[start Information given]

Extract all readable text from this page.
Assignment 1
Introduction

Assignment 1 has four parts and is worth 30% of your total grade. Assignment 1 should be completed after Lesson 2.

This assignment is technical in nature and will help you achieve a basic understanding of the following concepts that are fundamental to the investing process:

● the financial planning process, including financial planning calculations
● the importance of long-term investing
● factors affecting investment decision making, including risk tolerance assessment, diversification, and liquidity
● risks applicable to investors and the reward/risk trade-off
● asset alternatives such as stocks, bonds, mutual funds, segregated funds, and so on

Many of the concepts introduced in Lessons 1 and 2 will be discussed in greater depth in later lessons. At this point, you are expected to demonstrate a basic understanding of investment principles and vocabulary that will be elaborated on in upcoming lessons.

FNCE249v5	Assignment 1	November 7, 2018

[end Information given]

• The exercise: Extract the entries above verbatim.

• Exercise output:
Extract all readable text from this page.
Assignment 1
Introduction

Assignment 1 has four parts and is worth 30% of your total grade. Assignment 1 should be completed after Lesson 2.

This assignment is technical in nature and will help you achieve a basic understanding of the following concepts that are fundamental to the investing process:

● the financial planning process, including financial planning calculations
● the importance of long-term investing
● factors affecting investment decision making, including risk tolerance assessment, diversification, and liquidity
● risks applicable to investors and the reward/risk trade-off
● asset alternatives such as stocks, bonds, mutual funds, segregated funds, and so on

Many of the concepts introduced in Lessons 1 and 2 will be discussed in greater depth in later lessons. At this point, you are expected to demonstrate a basic understanding of investment principles and vocabulary that will be elaborated on in upcoming lessons.

FNCE249v5	Assignment 1	November 7, 2018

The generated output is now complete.